[Structured figure records]
※ ※ ※

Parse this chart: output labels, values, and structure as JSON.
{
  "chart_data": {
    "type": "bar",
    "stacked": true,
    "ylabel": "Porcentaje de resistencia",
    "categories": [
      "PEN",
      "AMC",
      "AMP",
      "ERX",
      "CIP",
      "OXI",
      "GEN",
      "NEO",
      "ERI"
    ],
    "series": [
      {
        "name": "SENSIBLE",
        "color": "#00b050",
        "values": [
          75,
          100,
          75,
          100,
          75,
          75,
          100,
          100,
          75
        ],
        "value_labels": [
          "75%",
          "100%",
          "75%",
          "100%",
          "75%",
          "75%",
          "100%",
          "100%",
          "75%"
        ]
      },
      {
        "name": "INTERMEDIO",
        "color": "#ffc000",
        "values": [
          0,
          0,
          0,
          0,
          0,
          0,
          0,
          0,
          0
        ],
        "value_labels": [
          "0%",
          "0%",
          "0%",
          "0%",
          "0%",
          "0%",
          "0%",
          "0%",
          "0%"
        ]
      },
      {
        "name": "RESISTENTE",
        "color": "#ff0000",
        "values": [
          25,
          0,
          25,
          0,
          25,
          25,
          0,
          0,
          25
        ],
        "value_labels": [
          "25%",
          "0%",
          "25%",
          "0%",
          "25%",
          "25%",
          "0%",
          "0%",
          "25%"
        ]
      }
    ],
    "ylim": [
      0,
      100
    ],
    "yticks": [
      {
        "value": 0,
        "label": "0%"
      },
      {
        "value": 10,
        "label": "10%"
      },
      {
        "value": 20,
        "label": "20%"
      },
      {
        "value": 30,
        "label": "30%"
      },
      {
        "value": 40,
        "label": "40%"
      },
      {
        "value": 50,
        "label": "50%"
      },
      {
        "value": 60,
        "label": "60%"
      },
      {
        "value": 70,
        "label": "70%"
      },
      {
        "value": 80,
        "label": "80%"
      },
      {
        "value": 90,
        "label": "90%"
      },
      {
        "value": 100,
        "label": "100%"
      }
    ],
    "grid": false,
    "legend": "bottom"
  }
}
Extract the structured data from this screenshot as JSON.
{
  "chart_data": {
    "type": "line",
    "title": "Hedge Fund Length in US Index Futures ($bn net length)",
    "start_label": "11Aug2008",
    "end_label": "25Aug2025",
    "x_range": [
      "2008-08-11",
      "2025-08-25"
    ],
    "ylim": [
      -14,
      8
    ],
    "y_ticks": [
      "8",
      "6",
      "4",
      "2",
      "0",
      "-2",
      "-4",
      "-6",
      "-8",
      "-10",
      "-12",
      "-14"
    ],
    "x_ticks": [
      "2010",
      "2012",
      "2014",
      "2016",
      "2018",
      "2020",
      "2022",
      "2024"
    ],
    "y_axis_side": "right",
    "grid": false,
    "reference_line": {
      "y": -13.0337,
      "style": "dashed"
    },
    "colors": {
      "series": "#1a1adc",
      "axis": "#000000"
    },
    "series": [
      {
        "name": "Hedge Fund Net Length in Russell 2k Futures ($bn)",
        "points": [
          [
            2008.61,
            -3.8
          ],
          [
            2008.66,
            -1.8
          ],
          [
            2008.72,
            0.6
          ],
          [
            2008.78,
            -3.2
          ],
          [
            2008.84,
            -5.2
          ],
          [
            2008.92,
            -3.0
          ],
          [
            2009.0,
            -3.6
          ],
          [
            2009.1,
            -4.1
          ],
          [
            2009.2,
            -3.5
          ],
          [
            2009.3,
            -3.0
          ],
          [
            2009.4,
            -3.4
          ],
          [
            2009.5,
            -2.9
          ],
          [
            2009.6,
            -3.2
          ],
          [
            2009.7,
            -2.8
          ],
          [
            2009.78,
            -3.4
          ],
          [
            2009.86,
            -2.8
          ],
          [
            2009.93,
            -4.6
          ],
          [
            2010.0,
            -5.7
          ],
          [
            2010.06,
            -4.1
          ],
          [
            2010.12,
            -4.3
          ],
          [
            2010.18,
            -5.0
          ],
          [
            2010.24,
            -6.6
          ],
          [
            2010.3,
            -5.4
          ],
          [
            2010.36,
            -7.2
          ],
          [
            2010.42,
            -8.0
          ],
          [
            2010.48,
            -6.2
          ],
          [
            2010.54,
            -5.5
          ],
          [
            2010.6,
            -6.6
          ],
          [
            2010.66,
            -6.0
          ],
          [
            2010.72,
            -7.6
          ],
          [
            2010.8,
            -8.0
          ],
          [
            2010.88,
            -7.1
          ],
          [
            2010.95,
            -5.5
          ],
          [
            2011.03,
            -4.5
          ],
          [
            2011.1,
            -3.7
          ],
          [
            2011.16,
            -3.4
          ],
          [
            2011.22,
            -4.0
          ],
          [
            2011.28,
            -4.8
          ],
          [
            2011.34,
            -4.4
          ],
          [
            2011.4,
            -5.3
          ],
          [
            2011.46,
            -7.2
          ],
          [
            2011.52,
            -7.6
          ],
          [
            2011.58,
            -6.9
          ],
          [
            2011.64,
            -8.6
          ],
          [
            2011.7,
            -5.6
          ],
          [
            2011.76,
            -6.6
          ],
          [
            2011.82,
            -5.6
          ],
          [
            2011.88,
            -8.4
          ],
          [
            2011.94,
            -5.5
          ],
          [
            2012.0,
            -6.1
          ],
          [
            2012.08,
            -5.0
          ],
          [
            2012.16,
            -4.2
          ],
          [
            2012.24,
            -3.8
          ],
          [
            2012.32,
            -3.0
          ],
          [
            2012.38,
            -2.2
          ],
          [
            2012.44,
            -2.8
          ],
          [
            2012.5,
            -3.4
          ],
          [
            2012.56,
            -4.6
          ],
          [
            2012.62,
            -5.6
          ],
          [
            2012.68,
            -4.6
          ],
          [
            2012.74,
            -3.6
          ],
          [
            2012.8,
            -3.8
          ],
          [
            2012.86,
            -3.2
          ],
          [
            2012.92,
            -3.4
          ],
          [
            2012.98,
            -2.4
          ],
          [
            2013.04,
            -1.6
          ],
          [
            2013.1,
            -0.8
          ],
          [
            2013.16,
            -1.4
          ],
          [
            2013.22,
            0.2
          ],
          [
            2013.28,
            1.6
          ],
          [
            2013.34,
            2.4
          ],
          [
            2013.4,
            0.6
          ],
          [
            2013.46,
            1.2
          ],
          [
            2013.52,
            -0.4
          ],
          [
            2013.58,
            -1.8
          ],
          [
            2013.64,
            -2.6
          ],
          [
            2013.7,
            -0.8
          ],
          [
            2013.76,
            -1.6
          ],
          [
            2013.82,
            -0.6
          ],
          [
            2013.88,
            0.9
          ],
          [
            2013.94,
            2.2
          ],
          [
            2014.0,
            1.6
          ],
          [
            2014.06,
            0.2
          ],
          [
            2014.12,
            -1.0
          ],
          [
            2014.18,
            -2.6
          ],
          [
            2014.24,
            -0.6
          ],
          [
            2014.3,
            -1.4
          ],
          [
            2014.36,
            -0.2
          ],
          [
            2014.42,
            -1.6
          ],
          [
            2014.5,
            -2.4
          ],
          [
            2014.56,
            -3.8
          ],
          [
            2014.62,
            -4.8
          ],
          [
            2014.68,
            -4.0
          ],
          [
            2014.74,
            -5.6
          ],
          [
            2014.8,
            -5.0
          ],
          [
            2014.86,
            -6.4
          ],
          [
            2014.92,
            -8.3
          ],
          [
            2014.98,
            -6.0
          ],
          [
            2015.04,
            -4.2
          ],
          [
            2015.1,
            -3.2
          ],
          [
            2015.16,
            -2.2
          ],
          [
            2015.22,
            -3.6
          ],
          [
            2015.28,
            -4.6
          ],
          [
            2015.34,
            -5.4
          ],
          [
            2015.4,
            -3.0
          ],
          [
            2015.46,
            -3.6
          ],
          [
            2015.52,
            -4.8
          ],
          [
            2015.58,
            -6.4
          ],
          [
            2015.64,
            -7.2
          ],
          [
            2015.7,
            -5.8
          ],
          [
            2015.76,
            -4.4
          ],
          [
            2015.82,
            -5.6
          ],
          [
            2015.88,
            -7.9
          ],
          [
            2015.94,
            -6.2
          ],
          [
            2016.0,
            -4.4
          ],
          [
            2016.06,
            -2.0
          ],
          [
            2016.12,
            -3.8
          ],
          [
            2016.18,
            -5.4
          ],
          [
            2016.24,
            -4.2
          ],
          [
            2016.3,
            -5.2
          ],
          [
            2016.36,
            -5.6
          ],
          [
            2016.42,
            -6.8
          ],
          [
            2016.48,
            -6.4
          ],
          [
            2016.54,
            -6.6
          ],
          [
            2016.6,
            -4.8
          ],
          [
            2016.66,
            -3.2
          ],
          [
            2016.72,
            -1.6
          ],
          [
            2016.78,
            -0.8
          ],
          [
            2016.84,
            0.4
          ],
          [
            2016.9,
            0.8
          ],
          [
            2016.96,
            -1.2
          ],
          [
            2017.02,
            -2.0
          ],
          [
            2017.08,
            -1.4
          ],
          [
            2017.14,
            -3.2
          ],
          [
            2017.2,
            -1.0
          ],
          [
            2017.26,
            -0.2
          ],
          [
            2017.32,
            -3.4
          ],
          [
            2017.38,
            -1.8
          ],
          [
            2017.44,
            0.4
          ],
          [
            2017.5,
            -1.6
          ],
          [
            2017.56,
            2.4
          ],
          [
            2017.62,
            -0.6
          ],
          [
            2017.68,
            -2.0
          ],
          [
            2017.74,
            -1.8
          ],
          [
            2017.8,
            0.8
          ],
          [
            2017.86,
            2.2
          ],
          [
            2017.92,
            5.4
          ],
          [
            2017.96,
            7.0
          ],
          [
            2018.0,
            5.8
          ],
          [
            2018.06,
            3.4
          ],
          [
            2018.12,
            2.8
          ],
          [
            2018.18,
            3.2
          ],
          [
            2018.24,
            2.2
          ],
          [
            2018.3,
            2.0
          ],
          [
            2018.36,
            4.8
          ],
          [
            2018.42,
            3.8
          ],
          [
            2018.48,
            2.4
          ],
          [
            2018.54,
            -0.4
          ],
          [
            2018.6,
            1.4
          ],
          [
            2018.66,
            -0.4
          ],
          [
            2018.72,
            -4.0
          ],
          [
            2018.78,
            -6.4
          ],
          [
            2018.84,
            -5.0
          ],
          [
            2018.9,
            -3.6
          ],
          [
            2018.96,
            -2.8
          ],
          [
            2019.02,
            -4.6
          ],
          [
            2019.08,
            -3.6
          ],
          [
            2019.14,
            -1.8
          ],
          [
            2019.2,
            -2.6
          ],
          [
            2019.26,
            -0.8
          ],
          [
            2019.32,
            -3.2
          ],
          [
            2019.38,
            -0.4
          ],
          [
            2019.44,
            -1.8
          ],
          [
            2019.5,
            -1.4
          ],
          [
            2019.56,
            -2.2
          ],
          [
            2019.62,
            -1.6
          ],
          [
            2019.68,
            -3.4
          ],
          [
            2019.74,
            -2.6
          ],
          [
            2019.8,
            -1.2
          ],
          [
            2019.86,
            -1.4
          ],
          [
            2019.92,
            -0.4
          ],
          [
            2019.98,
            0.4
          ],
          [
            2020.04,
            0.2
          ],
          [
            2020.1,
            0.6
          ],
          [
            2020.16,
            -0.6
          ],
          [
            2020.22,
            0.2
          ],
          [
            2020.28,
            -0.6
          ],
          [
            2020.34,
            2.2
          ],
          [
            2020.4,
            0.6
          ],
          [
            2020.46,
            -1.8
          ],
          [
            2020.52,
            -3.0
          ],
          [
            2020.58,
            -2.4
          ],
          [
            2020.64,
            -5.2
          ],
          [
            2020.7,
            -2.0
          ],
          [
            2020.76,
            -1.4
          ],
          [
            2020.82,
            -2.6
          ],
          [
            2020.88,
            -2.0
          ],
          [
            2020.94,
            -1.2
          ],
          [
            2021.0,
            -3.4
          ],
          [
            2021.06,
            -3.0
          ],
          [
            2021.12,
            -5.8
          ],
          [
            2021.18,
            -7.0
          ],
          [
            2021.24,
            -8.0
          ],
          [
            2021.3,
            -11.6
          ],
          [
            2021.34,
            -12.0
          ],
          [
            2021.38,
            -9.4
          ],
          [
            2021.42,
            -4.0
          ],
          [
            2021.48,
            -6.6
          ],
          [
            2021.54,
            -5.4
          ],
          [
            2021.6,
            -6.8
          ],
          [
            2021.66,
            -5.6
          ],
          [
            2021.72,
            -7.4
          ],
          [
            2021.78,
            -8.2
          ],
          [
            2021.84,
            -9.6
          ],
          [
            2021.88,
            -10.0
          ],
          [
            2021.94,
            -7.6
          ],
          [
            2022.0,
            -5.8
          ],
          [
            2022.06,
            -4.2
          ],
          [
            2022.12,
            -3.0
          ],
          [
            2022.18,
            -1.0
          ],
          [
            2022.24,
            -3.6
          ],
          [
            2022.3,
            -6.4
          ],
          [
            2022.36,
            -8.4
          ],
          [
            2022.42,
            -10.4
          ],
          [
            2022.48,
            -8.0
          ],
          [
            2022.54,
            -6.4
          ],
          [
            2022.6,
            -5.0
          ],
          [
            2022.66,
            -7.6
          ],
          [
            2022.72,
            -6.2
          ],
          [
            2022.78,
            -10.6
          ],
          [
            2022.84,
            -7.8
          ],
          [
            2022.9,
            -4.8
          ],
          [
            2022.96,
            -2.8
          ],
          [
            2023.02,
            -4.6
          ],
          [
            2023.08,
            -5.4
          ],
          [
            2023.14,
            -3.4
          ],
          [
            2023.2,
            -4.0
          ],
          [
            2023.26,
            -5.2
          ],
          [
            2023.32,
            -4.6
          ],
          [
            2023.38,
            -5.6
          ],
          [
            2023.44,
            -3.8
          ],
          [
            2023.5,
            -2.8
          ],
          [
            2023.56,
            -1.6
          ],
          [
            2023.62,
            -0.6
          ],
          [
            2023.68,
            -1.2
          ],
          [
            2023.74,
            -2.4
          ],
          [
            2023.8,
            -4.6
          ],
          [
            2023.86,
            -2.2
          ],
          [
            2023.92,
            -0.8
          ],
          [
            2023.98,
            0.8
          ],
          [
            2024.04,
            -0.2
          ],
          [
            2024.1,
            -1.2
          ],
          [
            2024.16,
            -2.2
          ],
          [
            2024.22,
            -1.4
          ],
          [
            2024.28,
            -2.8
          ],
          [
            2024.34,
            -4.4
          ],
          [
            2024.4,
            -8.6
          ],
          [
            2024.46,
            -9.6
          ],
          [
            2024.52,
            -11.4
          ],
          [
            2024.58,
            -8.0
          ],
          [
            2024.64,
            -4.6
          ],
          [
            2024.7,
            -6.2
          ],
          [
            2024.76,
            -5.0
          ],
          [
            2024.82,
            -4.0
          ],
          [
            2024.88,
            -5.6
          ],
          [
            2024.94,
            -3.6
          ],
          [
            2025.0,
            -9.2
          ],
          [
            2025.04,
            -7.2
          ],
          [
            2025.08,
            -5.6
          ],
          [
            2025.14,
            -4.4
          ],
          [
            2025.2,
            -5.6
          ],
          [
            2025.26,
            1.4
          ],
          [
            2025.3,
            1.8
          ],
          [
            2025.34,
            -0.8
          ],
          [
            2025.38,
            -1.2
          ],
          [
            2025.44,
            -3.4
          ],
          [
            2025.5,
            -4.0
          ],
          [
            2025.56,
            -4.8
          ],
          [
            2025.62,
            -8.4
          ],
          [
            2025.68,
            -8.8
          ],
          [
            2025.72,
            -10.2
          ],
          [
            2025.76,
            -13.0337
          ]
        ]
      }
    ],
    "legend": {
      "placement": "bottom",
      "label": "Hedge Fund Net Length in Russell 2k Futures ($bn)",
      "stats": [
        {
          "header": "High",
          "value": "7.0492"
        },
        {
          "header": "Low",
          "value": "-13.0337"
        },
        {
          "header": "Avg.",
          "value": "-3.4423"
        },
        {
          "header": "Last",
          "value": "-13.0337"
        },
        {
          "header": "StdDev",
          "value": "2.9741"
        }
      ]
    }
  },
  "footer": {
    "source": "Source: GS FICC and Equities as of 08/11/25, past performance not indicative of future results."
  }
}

※ ※ ※

▶ _Exercise description_: Locate all lines holding the word "header", then copy them out.

▶ _Response to this exercise_:
          "header": "High",
          "header": "Low",
          "header": "Avg.",
          "header": "Last",
          "header": "StdDev",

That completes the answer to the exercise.